- [What you need to do]: Locate every line that holds the string "from" and copy it.

- [Extracted data entries]:
* * * *

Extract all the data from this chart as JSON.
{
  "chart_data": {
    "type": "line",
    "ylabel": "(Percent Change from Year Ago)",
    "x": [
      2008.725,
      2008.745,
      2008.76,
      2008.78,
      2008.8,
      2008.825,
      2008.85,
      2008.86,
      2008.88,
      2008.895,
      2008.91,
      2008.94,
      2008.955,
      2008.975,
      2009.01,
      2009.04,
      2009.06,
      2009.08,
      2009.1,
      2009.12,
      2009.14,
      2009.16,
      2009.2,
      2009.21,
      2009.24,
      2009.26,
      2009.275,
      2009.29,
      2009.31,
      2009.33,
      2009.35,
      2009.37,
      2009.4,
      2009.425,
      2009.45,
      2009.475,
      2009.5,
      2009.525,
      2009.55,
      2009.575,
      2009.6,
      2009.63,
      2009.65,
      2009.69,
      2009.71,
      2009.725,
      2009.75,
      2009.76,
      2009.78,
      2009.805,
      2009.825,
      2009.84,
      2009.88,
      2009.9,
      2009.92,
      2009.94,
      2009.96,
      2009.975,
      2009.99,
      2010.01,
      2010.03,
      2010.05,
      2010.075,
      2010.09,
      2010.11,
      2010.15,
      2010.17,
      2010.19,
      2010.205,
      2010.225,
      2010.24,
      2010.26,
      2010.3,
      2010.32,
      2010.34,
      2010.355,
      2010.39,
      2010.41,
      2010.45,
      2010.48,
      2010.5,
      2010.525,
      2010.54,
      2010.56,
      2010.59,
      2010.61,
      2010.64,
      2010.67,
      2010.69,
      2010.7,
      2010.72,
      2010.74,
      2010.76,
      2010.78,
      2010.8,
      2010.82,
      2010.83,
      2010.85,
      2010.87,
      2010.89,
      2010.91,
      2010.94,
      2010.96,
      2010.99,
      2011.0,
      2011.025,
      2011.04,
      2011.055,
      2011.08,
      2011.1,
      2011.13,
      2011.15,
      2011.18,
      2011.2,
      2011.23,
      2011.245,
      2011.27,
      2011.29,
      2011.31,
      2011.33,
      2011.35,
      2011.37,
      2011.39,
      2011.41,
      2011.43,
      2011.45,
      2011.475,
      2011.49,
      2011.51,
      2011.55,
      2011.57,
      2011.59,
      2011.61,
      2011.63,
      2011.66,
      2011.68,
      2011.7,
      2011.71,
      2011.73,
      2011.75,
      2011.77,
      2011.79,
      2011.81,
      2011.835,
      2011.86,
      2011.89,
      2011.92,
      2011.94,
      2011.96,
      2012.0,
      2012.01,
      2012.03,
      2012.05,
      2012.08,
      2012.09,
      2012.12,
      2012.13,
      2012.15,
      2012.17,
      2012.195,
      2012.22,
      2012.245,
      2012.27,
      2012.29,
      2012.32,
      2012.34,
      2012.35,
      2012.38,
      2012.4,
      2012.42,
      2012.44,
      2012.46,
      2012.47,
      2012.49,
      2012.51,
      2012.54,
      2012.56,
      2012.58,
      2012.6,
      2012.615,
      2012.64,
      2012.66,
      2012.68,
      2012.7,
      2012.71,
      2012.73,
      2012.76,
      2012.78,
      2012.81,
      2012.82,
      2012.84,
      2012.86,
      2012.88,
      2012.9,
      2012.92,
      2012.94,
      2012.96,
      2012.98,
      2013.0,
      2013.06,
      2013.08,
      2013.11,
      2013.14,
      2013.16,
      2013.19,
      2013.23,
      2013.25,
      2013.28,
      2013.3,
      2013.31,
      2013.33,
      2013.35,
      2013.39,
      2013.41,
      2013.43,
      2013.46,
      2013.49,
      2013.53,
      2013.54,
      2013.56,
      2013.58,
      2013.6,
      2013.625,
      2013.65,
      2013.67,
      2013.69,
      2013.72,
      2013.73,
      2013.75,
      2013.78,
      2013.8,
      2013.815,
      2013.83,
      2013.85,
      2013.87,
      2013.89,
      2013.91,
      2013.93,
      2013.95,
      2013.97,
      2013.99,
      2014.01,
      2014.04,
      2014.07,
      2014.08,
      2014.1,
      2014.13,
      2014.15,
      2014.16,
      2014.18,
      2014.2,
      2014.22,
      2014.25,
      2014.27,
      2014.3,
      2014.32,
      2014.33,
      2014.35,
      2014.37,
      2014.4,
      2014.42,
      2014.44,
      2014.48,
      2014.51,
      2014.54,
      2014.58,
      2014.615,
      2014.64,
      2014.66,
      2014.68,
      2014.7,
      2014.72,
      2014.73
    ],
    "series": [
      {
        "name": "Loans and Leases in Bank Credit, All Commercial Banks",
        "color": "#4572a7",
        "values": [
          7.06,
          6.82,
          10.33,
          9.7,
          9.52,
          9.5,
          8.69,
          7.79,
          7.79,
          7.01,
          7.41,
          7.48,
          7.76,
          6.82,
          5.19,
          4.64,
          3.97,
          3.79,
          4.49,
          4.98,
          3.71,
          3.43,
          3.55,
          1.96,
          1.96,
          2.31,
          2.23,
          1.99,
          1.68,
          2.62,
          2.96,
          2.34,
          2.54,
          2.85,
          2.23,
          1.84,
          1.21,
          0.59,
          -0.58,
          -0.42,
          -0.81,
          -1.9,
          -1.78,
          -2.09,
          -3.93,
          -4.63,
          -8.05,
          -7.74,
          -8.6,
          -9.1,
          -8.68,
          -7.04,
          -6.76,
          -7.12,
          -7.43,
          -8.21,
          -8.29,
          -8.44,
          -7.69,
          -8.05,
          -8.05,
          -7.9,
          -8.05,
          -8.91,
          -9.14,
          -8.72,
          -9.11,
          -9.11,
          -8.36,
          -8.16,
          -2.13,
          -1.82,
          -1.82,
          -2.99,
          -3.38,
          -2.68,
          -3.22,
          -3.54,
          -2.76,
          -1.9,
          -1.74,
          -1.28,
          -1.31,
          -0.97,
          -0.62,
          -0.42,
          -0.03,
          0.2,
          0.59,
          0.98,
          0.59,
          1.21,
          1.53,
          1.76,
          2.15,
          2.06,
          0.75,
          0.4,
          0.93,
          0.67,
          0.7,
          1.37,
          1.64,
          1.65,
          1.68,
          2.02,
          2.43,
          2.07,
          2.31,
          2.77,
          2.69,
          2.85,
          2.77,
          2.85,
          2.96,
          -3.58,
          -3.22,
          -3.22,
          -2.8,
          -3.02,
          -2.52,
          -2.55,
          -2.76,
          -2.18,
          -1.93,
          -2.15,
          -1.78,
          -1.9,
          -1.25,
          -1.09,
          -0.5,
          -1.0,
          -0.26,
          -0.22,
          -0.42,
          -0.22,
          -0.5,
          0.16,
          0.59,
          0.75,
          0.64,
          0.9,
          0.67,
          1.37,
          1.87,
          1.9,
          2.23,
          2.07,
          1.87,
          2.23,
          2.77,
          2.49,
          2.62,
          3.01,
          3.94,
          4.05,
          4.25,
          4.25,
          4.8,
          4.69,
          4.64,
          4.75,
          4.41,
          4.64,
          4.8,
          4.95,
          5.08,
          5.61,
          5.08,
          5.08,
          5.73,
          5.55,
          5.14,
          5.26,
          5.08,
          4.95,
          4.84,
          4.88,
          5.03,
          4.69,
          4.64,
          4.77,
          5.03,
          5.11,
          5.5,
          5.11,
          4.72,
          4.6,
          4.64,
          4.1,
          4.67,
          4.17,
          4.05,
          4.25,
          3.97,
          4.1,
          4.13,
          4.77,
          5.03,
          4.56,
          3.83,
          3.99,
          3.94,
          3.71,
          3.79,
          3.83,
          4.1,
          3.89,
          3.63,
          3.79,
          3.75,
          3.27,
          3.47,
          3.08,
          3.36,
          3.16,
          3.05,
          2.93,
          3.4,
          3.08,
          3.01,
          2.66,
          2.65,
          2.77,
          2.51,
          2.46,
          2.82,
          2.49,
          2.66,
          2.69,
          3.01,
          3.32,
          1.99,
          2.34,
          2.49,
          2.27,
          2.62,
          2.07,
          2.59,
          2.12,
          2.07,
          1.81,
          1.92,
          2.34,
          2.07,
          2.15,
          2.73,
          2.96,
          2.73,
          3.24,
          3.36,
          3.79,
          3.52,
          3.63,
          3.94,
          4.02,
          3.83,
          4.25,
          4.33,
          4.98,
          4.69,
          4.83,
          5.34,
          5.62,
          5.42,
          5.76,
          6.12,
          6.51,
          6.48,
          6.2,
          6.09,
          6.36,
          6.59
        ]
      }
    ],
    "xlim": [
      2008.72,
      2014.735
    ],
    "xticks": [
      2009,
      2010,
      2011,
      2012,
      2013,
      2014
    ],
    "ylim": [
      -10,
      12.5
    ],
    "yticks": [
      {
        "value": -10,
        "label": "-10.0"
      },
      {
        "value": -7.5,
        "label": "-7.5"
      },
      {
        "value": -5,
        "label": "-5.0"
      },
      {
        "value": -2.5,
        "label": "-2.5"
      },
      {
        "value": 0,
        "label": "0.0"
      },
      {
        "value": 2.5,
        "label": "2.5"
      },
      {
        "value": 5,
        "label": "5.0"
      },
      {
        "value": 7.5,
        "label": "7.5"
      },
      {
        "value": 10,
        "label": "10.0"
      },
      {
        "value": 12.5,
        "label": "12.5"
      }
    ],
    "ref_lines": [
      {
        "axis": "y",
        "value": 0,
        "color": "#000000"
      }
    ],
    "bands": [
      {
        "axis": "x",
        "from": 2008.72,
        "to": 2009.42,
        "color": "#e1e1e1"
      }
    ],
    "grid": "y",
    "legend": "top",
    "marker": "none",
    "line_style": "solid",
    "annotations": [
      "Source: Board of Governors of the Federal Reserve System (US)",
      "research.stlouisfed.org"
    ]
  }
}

* * * *

- [Exercise solution]:
Extract all the data from this chart as JSON.
    "ylabel": "(Percent Change from Year Ago)",
        "from": 2008.72,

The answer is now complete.